**WHAT YOU SHOULD DO**
Please retype the records below exactly, leaving out any pictures.
======== DATA EXCERPTS ========
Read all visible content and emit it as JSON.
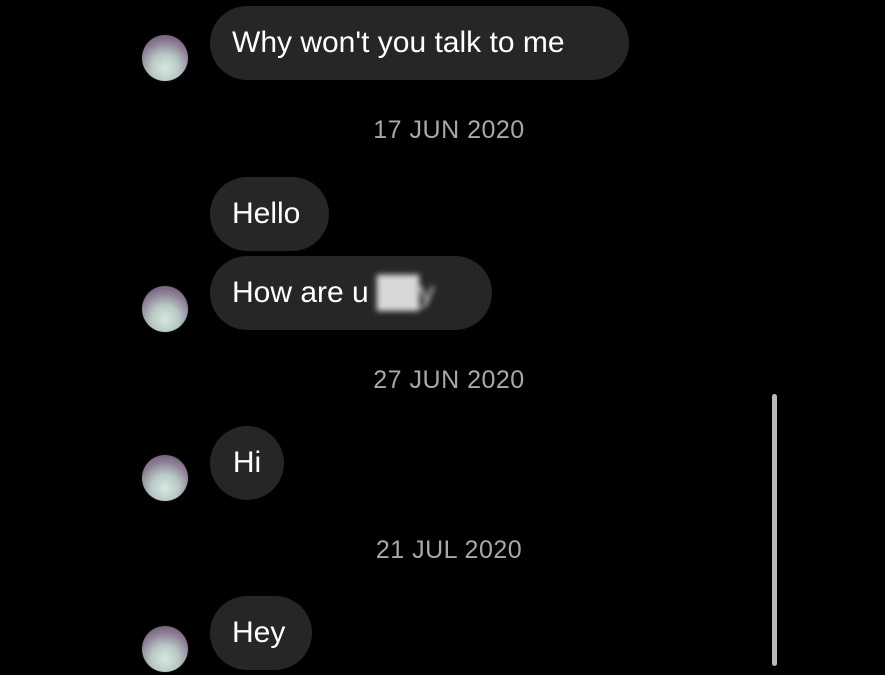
{
  "thread": {
    "messages": [
      {
        "text": "Why won't you talk to me"
      },
      {
        "text": "Hello"
      },
      {
        "text_visible": "How are u",
        "text_obscured": "y"
      },
      {
        "text": "Hi"
      },
      {
        "text": "Hey"
      }
    ],
    "dates": [
      "17 JUN 2020",
      "27 JUN 2020",
      "21 JUL 2020"
    ]
  },
  "colors": {
    "background": "#000000",
    "bubble": "#262626",
    "date_text": "#a8a8a8",
    "scrollbar": "#b9b9b9"
  }
}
========
**OUTPUT OF THE EXERCISE**
Read all visible content and emit it as JSON.
{
  "thread": {
    "messages": [
      {
        "text": "Why won't you talk to me"
      },
      {
        "text": "Hello"
      },
      {
        "text_visible": "How are u",
        "text_obscured": "y"
      },
      {
        "text": "Hi"
      },
      {
        "text": "Hey"
      }
    ],
    "dates": [
      "17 JUN 2020",
      "27 JUN 2020",
      "21 JUL 2020"
    ]
  },
  "colors": {
    "background": "#000000",
    "bubble": "#262626",
    "date_text": "#a8a8a8",
    "scrollbar": "#b9b9b9"
  }
}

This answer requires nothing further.